• **Data listing**
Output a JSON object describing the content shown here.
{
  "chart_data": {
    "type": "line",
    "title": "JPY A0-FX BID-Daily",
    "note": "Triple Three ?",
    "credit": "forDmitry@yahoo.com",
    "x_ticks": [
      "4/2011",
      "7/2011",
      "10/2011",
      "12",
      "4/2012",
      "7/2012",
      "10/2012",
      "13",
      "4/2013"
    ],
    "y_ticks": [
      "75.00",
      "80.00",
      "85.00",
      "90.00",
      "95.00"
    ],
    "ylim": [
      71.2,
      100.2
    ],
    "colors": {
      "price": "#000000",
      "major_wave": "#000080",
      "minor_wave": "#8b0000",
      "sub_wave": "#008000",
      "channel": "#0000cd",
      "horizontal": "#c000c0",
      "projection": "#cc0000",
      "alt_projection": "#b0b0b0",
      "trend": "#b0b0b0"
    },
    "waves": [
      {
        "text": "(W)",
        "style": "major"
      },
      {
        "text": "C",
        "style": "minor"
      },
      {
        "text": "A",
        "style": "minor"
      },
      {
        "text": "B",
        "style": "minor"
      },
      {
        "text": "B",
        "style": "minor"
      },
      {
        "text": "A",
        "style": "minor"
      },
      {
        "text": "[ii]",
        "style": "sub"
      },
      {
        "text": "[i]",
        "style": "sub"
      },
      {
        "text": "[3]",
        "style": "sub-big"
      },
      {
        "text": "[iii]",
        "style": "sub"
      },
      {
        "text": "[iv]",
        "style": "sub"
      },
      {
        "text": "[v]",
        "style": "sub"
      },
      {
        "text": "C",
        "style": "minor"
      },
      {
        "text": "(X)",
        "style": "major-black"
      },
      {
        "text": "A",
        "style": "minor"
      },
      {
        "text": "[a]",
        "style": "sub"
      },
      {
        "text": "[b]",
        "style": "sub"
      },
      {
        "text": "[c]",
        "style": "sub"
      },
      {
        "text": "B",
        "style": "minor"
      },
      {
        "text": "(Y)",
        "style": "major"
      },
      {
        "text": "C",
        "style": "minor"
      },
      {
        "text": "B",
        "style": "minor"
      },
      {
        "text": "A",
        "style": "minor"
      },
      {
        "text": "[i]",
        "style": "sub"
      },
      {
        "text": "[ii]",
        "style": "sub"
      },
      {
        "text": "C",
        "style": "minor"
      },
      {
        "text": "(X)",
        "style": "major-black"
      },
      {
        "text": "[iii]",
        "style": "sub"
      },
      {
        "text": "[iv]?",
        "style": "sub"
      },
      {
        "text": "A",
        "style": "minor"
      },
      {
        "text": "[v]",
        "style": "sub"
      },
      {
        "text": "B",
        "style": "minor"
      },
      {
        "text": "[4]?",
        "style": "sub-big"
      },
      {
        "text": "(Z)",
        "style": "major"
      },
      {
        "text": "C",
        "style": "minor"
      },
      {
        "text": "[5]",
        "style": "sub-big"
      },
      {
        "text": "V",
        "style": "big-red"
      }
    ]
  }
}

• **Work instructions**
Please return the data above exactly as given.

• **Solution to this task**
Output a JSON object describing the content shown here.
{
  "chart_data": {
    "type": "line",
    "title": "JPY A0-FX BID-Daily",
    "note": "Triple Three ?",
    "credit": "forDmitry@yahoo.com",
    "x_ticks": [
      "4/2011",
      "7/2011",
      "10/2011",
      "12",
      "4/2012",
      "7/2012",
      "10/2012",
      "13",
      "4/2013"
    ],
    "y_ticks": [
      "75.00",
      "80.00",
      "85.00",
      "90.00",
      "95.00"
    ],
    "ylim": [
      71.2,
      100.2
    ],
    "colors": {
      "price": "#000000",
      "major_wave": "#000080",
      "minor_wave": "#8b0000",
      "sub_wave": "#008000",
      "channel": "#0000cd",
      "horizontal": "#c000c0",
      "projection": "#cc0000",
      "alt_projection": "#b0b0b0",
      "trend": "#b0b0b0"
    },
    "waves": [
      {
        "text": "(W)",
        "style": "major"
      },
      {
        "text": "C",
        "style": "minor"
      },
      {
        "text": "A",
        "style": "minor"
      },
      {
        "text": "B",
        "style": "minor"
      },
      {
        "text": "B",
        "style": "minor"
      },
      {
        "text": "A",
        "style": "minor"
      },
      {
        "text": "[ii]",
        "style": "sub"
      },
      {
        "text": "[i]",
        "style": "sub"
      },
      {
        "text": "[3]",
        "style": "sub-big"
      },
      {
        "text": "[iii]",
        "style": "sub"
      },
      {
        "text": "[iv]",
        "style": "sub"
      },
      {
        "text": "[v]",
        "style": "sub"
      },
      {
        "text": "C",
        "style": "minor"
      },
      {
        "text": "(X)",
        "style": "major-black"
      },
      {
        "text": "A",
        "style": "minor"
      },
      {
        "text": "[a]",
        "style": "sub"
      },
      {
        "text": "[b]",
        "style": "sub"
      },
      {
        "text": "[c]",
        "style": "sub"
      },
      {
        "text": "B",
        "style": "minor"
      },
      {
        "text": "(Y)",
        "style": "major"
      },
      {
        "text": "C",
        "style": "minor"
      },
      {
        "text": "B",
        "style": "minor"
      },
      {
        "text": "A",
        "style": "minor"
      },
      {
        "text": "[i]",
        "style": "sub"
      },
      {
        "text": "[ii]",
        "style": "sub"
      },
      {
        "text": "C",
        "style": "minor"
      },
      {
        "text": "(X)",
        "style": "major-black"
      },
      {
        "text": "[iii]",
        "style": "sub"
      },
      {
        "text": "[iv]?",
        "style": "sub"
      },
      {
        "text": "A",
        "style": "minor"
      },
      {
        "text": "[v]",
        "style": "sub"
      },
      {
        "text": "B",
        "style": "minor"
      },
      {
        "text": "[4]?",
        "style": "sub-big"
      },
      {
        "text": "(Z)",
        "style": "major"
      },
      {
        "text": "C",
        "style": "minor"
      },
      {
        "text": "[5]",
        "style": "sub-big"
      },
      {
        "text": "V",
        "style": "big-red"
      }
    ]
  }
}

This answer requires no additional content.